GIVEN PROBLEM
Read through the records below and copy each line that uses the word "text".

AVAILABLE RECORDS
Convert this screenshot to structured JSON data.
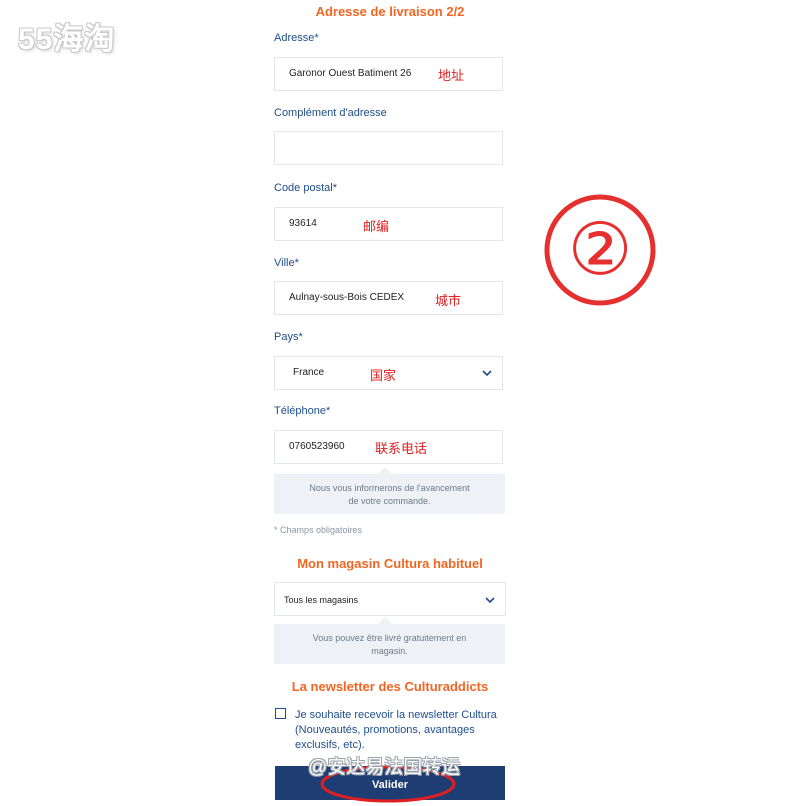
{
  "watermark": "55海淘",
  "forum_watermark": "@安达易法国转运",
  "step_marker": "②",
  "header": {
    "title": "Adresse de livraison 2/2"
  },
  "fields": {
    "address": {
      "label": "Adresse*",
      "value": "Garonor Ouest Batiment 26",
      "annotation": "地址"
    },
    "complement": {
      "label": "Complément d'adresse",
      "value": ""
    },
    "postal": {
      "label": "Code postal*",
      "value": "93614",
      "annotation": "邮编"
    },
    "city": {
      "label": "Ville*",
      "value": "Aulnay-sous-Bois CEDEX",
      "annotation": "城市"
    },
    "country": {
      "label": "Pays*",
      "value": "France",
      "annotation": "国家"
    },
    "phone": {
      "label": "Téléphone*",
      "value": "0760523960",
      "annotation": "联系电话"
    }
  },
  "phone_hint": {
    "line1": "Nous vous informerons de l'avancement",
    "line2": "de votre commande."
  },
  "required_note": "* Champs obligatoires",
  "store_section": {
    "title": "Mon magasin Cultura habituel",
    "select_value": "Tous les magasins",
    "hint_line1": "Vous pouvez être livré gratuitement en",
    "hint_line2": "magasin."
  },
  "newsletter": {
    "title": "La newsletter des Culturaddicts",
    "checkbox_label": "Je souhaite recevoir la newsletter Cultura (Nouveautés, promotions, avantages exclusifs, etc)."
  },
  "submit_label": "Valider",
  "colors": {
    "accent_orange": "#f26522",
    "label_blue": "#1f4e8c",
    "button_navy": "#1e3d73",
    "annotation_red": "#e02020"
  }
}
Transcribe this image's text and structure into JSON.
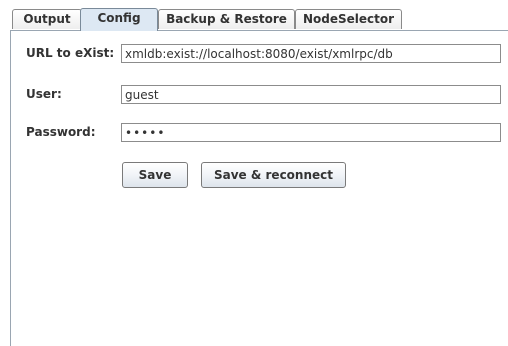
{
  "tabs": {
    "output": "Output",
    "config": "Config",
    "backup": "Backup & Restore",
    "nodeselector": "NodeSelector",
    "selected": "Config"
  },
  "form": {
    "url_label": "URL to eXist:",
    "url_value": "xmldb:exist://localhost:8080/exist/xmlrpc/db",
    "user_label": "User:",
    "user_value": "guest",
    "password_label": "Password:",
    "password_value": "•••••"
  },
  "buttons": {
    "save": "Save",
    "save_reconnect": "Save & reconnect"
  },
  "colors": {
    "selected_tab": "#dde8f3",
    "border": "#8c8c8c",
    "text": "#333333"
  }
}
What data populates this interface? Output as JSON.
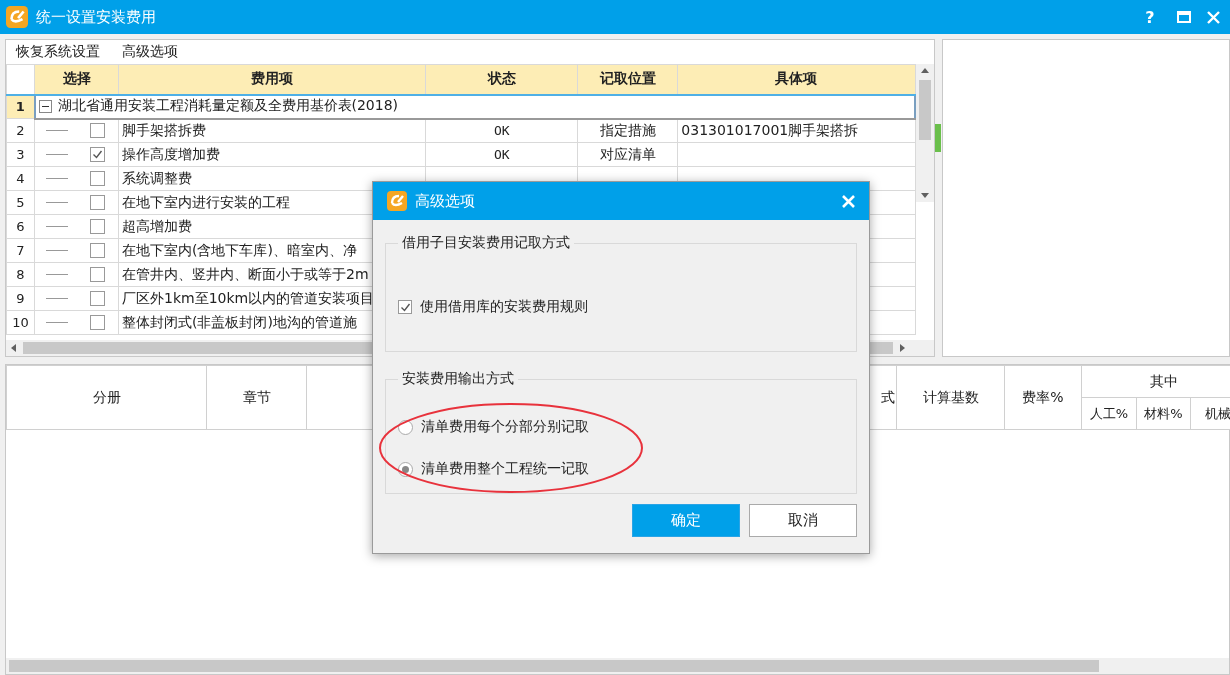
{
  "window": {
    "title": "统一设置安装费用",
    "help": "?"
  },
  "toolbar": [
    "恢复系统设置",
    "高级选项"
  ],
  "grid": {
    "columns": [
      "选择",
      "费用项",
      "状态",
      "记取位置",
      "具体项"
    ],
    "group": {
      "number": "1",
      "label": "湖北省通用安装工程消耗量定额及全费用基价表(2018)",
      "expanded": true
    },
    "rows": [
      {
        "number": "2",
        "checked": false,
        "item": "脚手架搭拆费",
        "status": "OK",
        "position": "指定措施",
        "detail": "031301017001脚手架搭拆"
      },
      {
        "number": "3",
        "checked": true,
        "item": "操作高度增加费",
        "status": "OK",
        "position": "对应清单",
        "detail": ""
      },
      {
        "number": "4",
        "checked": false,
        "item": "系统调整费",
        "status": "",
        "position": "",
        "detail": ""
      },
      {
        "number": "5",
        "checked": false,
        "item": "在地下室内进行安装的工程",
        "status": "",
        "position": "",
        "detail": ""
      },
      {
        "number": "6",
        "checked": false,
        "item": "超高增加费",
        "status": "",
        "position": "",
        "detail": ""
      },
      {
        "number": "7",
        "checked": false,
        "item": "在地下室内(含地下车库)、暗室内、净",
        "status": "",
        "position": "",
        "detail": ""
      },
      {
        "number": "8",
        "checked": false,
        "item": "在管井内、竖井内、断面小于或等于2m",
        "status": "",
        "position": "",
        "detail": ""
      },
      {
        "number": "9",
        "checked": false,
        "item": "厂区外1km至10km以内的管道安装项目",
        "status": "",
        "position": "",
        "detail": ""
      },
      {
        "number": "10",
        "checked": false,
        "item": "整体封闭式(非盖板封闭)地沟的管道施",
        "status": "",
        "position": "",
        "detail": ""
      }
    ]
  },
  "lower_table": {
    "columns": [
      {
        "label": "分册"
      },
      {
        "label": "章节"
      },
      {
        "label": "式"
      },
      {
        "label": "计算基数"
      },
      {
        "label": "费率%"
      },
      {
        "label": "其中",
        "children": [
          "人工%",
          "材料%",
          "机械"
        ]
      }
    ]
  },
  "dialog": {
    "title": "高级选项",
    "groups": [
      {
        "title": "借用子目安装费用记取方式",
        "options": [
          {
            "kind": "checkbox",
            "label": "使用借用库的安装费用规则",
            "checked": true
          }
        ]
      },
      {
        "title": "安装费用输出方式",
        "options": [
          {
            "kind": "radio",
            "label": "清单费用每个分部分别记取",
            "selected": false
          },
          {
            "kind": "radio",
            "label": "清单费用整个工程统一记取",
            "selected": true
          }
        ]
      }
    ],
    "buttons": [
      {
        "kind": "primary",
        "label": "确定"
      },
      {
        "kind": "secondary",
        "label": "取消"
      }
    ]
  }
}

RESULT FOR THIS EXERCISE
Transcribe this image's text and structure into JSON.
    "text": "#333333"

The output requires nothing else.